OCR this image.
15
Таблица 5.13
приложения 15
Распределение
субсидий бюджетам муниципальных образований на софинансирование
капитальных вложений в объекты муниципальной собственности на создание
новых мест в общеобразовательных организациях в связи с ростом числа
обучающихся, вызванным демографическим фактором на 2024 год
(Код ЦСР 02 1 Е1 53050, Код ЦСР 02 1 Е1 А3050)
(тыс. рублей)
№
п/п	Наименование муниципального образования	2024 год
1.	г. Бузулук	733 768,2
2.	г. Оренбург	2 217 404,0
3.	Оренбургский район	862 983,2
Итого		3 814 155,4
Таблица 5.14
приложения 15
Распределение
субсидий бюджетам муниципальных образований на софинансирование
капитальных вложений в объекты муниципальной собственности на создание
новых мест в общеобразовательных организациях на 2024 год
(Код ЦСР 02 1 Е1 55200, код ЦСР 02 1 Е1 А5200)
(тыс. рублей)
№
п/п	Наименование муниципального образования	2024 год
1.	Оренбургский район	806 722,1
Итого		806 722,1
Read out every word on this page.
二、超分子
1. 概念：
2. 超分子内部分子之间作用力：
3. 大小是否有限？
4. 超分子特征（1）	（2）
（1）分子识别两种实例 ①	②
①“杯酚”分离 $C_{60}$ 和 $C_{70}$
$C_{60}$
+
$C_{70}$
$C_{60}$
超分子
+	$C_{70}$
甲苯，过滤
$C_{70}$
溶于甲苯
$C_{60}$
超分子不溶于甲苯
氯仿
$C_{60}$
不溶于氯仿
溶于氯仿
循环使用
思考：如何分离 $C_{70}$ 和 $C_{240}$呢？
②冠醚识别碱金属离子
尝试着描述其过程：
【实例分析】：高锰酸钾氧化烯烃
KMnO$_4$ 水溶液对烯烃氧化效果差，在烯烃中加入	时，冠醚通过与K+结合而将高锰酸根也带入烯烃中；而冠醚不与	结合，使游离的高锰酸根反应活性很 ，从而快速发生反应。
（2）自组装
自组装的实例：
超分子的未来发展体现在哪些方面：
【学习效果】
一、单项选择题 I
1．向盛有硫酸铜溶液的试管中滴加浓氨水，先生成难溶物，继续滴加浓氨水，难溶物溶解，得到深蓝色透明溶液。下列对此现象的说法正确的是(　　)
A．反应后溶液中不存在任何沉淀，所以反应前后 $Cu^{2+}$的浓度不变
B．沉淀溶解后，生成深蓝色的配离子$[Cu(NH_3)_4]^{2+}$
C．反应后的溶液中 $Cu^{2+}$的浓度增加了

_Exercise details_
Across the records, how many lines contain "мест"? Only the number should be given.

_Task solution_
2